■ **TASK TO CARRY OUT**:
Copy out the listing exactly.

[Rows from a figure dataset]
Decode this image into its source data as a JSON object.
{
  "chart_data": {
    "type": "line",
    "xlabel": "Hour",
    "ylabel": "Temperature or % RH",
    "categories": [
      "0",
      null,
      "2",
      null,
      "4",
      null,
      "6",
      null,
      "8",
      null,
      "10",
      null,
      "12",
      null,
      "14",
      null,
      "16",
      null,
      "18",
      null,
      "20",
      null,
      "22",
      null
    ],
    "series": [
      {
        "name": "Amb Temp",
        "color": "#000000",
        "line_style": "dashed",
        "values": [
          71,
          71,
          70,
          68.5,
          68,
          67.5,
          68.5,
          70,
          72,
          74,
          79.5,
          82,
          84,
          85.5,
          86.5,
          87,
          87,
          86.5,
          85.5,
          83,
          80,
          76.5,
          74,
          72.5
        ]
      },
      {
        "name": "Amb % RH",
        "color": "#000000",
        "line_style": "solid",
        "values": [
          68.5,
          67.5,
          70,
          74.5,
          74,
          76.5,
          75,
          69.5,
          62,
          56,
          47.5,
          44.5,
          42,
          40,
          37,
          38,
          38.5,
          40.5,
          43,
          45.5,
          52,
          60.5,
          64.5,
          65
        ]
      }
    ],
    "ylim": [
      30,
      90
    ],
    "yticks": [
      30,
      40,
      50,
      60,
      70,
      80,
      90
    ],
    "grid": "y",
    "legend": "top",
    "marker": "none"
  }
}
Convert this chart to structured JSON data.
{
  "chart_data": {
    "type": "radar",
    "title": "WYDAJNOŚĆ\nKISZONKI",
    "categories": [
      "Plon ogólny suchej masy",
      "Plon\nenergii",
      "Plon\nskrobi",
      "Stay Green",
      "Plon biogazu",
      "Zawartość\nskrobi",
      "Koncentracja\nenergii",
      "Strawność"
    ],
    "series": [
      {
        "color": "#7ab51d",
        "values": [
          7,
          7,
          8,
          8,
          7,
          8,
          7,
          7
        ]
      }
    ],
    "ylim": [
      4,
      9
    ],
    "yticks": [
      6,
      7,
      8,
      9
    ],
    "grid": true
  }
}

■ **SOLUTION FOR THIS PROBLEM**:
Decode this image into its source data as a JSON object.
{
  "chart_data": {
    "type": "line",
    "xlabel": "Hour",
    "ylabel": "Temperature or % RH",
    "categories": [
      "0",
      null,
      "2",
      null,
      "4",
      null,
      "6",
      null,
      "8",
      null,
      "10",
      null,
      "12",
      null,
      "14",
      null,
      "16",
      null,
      "18",
      null,
      "20",
      null,
      "22",
      null
    ],
    "series": [
      {
        "name": "Amb Temp",
        "color": "#000000",
        "line_style": "dashed",
        "values": [
          71,
          71,
          70,
          68.5,
          68,
          67.5,
          68.5,
          70,
          72,
          74,
          79.5,
          82,
          84,
          85.5,
          86.5,
          87,
          87,
          86.5,
          85.5,
          83,
          80,
          76.5,
          74,
          72.5
        ]
      },
      {
        "name": "Amb % RH",
        "color": "#000000",
        "line_style": "solid",
        "values": [
          68.5,
          67.5,
          70,
          74.5,
          74,
          76.5,
          75,
          69.5,
          62,
          56,
          47.5,
          44.5,
          42,
          40,
          37,
          38,
          38.5,
          40.5,
          43,
          45.5,
          52,
          60.5,
          64.5,
          65
        ]
      }
    ],
    "ylim": [
      30,
      90
    ],
    "yticks": [
      30,
      40,
      50,
      60,
      70,
      80,
      90
    ],
    "grid": "y",
    "legend": "top",
    "marker": "none"
  }
}
Convert this chart to structured JSON data.
{
  "chart_data": {
    "type": "radar",
    "title": "WYDAJNOŚĆ\nKISZONKI",
    "categories": [
      "Plon ogólny suchej masy",
      "Plon\nenergii",
      "Plon\nskrobi",
      "Stay Green",
      "Plon biogazu",
      "Zawartość\nskrobi",
      "Koncentracja\nenergii",
      "Strawność"
    ],
    "series": [
      {
        "color": "#7ab51d",
        "values": [
          7,
          7,
          8,
          8,
          7,
          8,
          7,
          7
        ]
      }
    ],
    "ylim": [
      4,
      9
    ],
    "yticks": [
      6,
      7,
      8,
      9
    ],
    "grid": true
  }
}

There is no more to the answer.